▶ SET TASK
Print, without any change, the lines of the listing from its first line through the line containing "numbered-list: 3. splash後に専用のページへ。", with both included.

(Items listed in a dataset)
━━━━━━━━━━
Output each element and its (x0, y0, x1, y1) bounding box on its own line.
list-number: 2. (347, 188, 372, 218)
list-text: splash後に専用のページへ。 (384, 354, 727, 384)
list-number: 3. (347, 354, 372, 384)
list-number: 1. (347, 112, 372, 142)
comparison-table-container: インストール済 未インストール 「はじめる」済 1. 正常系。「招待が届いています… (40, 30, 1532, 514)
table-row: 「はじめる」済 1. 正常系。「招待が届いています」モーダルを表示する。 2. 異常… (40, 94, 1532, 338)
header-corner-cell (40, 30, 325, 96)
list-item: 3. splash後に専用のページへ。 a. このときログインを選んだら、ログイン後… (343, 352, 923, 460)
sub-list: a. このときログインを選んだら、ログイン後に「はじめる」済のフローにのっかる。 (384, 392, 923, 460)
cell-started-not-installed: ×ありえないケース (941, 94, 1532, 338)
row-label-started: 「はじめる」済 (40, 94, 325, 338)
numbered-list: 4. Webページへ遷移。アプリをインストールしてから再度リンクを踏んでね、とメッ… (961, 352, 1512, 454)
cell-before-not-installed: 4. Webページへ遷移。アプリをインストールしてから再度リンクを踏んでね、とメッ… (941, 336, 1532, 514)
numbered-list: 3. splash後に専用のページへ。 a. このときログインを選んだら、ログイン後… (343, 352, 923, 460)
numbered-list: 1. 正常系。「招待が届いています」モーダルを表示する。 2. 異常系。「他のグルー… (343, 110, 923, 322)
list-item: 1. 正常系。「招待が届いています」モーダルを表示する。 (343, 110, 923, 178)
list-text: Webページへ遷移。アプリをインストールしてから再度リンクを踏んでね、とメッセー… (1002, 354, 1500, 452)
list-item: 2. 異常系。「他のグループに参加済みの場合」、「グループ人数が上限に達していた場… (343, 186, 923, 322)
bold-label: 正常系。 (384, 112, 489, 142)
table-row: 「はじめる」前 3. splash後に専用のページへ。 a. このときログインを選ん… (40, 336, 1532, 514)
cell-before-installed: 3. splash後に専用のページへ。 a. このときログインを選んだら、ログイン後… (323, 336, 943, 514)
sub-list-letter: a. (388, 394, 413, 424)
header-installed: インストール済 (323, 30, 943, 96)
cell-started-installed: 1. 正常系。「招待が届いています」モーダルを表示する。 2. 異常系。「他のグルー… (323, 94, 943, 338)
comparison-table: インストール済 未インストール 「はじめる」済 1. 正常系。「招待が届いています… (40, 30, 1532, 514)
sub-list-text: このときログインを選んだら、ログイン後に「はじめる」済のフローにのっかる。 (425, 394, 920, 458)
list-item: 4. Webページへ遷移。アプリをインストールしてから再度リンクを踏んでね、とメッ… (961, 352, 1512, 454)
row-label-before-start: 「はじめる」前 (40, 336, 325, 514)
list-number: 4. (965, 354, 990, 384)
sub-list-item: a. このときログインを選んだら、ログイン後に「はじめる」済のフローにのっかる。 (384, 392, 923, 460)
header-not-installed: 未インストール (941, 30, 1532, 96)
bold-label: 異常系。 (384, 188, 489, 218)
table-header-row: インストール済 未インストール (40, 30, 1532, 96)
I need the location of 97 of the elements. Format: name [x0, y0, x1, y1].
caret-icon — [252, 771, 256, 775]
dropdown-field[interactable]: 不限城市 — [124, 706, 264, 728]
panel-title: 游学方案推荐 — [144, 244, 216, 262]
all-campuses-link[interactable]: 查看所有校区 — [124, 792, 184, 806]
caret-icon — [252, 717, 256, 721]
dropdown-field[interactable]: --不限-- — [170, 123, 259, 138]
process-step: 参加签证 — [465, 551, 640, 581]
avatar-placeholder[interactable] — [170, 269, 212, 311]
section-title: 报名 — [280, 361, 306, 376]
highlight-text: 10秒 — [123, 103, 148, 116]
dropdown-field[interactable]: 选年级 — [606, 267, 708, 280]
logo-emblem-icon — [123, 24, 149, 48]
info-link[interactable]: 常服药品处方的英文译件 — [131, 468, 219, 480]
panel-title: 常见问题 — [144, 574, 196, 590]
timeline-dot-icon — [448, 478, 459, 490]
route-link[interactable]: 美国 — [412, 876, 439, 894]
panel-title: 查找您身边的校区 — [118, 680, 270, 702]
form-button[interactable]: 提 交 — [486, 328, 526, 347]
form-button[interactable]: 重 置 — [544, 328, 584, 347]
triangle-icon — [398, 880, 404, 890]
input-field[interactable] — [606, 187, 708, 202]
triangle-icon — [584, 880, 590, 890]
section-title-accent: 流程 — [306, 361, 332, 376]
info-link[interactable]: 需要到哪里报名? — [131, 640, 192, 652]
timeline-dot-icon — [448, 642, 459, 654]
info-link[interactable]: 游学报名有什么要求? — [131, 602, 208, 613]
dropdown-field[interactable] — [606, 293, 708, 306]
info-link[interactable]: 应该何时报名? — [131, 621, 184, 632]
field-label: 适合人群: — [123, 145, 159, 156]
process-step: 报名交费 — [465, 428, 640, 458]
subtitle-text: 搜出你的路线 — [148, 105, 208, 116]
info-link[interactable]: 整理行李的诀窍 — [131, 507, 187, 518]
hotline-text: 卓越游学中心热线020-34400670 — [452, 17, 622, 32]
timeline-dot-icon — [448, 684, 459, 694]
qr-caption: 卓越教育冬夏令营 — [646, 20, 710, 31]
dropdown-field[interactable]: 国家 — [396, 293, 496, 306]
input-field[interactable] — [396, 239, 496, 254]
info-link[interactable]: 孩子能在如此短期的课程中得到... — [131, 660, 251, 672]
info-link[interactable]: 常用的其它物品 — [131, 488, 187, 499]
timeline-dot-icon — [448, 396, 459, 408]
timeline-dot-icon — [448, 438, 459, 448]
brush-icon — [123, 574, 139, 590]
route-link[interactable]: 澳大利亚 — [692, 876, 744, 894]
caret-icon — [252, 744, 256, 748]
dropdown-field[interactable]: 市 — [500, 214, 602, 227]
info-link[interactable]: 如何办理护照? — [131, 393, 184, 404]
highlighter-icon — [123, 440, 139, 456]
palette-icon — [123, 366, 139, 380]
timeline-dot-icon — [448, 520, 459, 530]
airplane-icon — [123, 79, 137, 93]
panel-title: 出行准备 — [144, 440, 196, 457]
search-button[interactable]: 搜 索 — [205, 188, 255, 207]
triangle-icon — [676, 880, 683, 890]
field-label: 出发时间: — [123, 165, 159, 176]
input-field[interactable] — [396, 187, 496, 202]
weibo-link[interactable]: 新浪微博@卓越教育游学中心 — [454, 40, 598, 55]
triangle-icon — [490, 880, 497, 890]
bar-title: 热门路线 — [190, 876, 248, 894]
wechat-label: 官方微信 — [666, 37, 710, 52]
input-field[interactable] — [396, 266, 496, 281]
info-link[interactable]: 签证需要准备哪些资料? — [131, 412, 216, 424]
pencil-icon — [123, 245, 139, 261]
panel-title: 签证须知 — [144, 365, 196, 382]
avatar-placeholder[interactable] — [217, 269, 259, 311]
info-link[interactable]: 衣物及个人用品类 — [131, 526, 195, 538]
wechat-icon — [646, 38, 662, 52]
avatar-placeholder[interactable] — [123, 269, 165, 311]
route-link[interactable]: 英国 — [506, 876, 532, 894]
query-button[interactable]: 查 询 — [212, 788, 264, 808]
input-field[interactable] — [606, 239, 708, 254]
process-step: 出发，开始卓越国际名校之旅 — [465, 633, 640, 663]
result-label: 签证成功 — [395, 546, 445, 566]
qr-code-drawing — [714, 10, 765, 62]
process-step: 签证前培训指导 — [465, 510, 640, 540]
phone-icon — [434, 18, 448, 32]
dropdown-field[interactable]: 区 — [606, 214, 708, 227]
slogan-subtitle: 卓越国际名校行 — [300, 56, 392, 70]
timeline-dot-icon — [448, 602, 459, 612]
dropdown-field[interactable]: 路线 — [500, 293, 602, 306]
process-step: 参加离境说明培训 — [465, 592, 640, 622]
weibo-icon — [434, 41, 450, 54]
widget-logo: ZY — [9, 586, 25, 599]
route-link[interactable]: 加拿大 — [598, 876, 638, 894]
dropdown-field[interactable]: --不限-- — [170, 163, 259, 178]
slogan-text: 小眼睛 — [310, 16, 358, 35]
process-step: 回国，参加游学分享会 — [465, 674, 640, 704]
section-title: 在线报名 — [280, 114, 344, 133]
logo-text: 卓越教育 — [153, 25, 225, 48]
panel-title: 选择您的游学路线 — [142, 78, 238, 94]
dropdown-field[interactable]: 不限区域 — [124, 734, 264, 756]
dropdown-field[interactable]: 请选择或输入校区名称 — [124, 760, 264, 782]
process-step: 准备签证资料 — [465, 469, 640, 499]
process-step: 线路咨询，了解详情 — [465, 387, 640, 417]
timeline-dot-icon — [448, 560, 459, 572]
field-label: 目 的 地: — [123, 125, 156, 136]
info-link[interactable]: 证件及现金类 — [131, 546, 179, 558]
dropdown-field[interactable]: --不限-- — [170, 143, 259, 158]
━━━━━━━━━━
▶ ANSWER TO THE EXERCISE
Output each element and its (x0, y0, x1, y1) bounding box on its own line.
list-number: 2. (347, 188, 372, 218)
list-text: splash後に専用のページへ。 (384, 354, 727, 384)
list-number: 3. (347, 354, 372, 384)
list-number: 1. (347, 112, 372, 142)
comparison-table-container: インストール済 未インストール 「はじめる」済 1. 正常系。「招待が届いています… (40, 30, 1532, 514)
table-row: 「はじめる」済 1. 正常系。「招待が届いています」モーダルを表示する。 2. 異常… (40, 94, 1532, 338)
header-corner-cell (40, 30, 325, 96)
list-item: 3. splash後に専用のページへ。 a. このときログインを選んだら、ログイン後… (343, 352, 923, 460)
sub-list: a. このときログインを選んだら、ログイン後に「はじめる」済のフローにのっかる。 (384, 392, 923, 460)
cell-started-not-installed: ×ありえないケース (941, 94, 1532, 338)
row-label-started: 「はじめる」済 (40, 94, 325, 338)
numbered-list: 4. Webページへ遷移。アプリをインストールしてから再度リンクを踏んでね、とメッ… (961, 352, 1512, 454)
cell-before-not-installed: 4. Webページへ遷移。アプリをインストールしてから再度リンクを踏んでね、とメッ… (941, 336, 1532, 514)
numbered-list: 3. splash後に専用のページへ。 a. このときログインを選んだら、ログイン後… (343, 352, 923, 460)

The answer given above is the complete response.